◆ Stated problem:
Write out all entries word for word.
■ ■ ■ ■
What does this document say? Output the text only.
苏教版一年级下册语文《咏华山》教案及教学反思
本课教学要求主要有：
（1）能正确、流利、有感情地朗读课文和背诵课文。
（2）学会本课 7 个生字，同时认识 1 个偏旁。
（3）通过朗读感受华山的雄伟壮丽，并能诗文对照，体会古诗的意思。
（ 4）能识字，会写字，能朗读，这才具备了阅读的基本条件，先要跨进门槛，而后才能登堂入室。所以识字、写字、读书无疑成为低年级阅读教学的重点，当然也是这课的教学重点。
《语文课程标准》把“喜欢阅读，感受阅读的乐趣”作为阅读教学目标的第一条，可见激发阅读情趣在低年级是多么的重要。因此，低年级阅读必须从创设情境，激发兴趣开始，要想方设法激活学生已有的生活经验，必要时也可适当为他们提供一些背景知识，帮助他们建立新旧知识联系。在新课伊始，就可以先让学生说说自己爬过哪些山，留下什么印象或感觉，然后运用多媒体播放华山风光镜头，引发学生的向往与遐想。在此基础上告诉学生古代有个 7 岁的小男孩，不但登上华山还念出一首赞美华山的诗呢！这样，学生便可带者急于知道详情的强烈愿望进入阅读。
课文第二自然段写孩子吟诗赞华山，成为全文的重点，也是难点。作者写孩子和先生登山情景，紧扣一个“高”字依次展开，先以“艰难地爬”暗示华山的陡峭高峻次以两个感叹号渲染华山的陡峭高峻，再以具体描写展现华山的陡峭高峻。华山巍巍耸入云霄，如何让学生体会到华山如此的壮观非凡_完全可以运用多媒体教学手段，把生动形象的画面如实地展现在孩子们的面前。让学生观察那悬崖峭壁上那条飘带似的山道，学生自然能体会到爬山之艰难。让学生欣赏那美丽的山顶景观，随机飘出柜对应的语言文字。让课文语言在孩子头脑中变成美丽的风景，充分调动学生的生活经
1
■ ■ ■ ■
◆ Solution to this task:
What does this document say? Output the text only.
苏教版一年级下册语文《咏华山》教案及教学反思
本课教学要求主要有：
（1）能正确、流利、有感情地朗读课文和背诵课文。
（2）学会本课 7 个生字，同时认识 1 个偏旁。
（3）通过朗读感受华山的雄伟壮丽，并能诗文对照，体会古诗的意思。
（ 4）能识字，会写字，能朗读，这才具备了阅读的基本条件，先要跨进门槛，而后才能登堂入室。所以识字、写字、读书无疑成为低年级阅读教学的重点，当然也是这课的教学重点。
《语文课程标准》把“喜欢阅读，感受阅读的乐趣”作为阅读教学目标的第一条，可见激发阅读情趣在低年级是多么的重要。因此，低年级阅读必须从创设情境，激发兴趣开始，要想方设法激活学生已有的生活经验，必要时也可适当为他们提供一些背景知识，帮助他们建立新旧知识联系。在新课伊始，就可以先让学生说说自己爬过哪些山，留下什么印象或感觉，然后运用多媒体播放华山风光镜头，引发学生的向往与遐想。在此基础上告诉学生古代有个 7 岁的小男孩，不但登上华山还念出一首赞美华山的诗呢！这样，学生便可带者急于知道详情的强烈愿望进入阅读。
课文第二自然段写孩子吟诗赞华山，成为全文的重点，也是难点。作者写孩子和先生登山情景，紧扣一个“高”字依次展开，先以“艰难地爬”暗示华山的陡峭高峻次以两个感叹号渲染华山的陡峭高峻，再以具体描写展现华山的陡峭高峻。华山巍巍耸入云霄，如何让学生体会到华山如此的壮观非凡_完全可以运用多媒体教学手段，把生动形象的画面如实地展现在孩子们的面前。让学生观察那悬崖峭壁上那条飘带似的山道，学生自然能体会到爬山之艰难。让学生欣赏那美丽的山顶景观，随机飘出柜对应的语言文字。让课文语言在孩子头脑中变成美丽的风景，充分调动学生的生活经
1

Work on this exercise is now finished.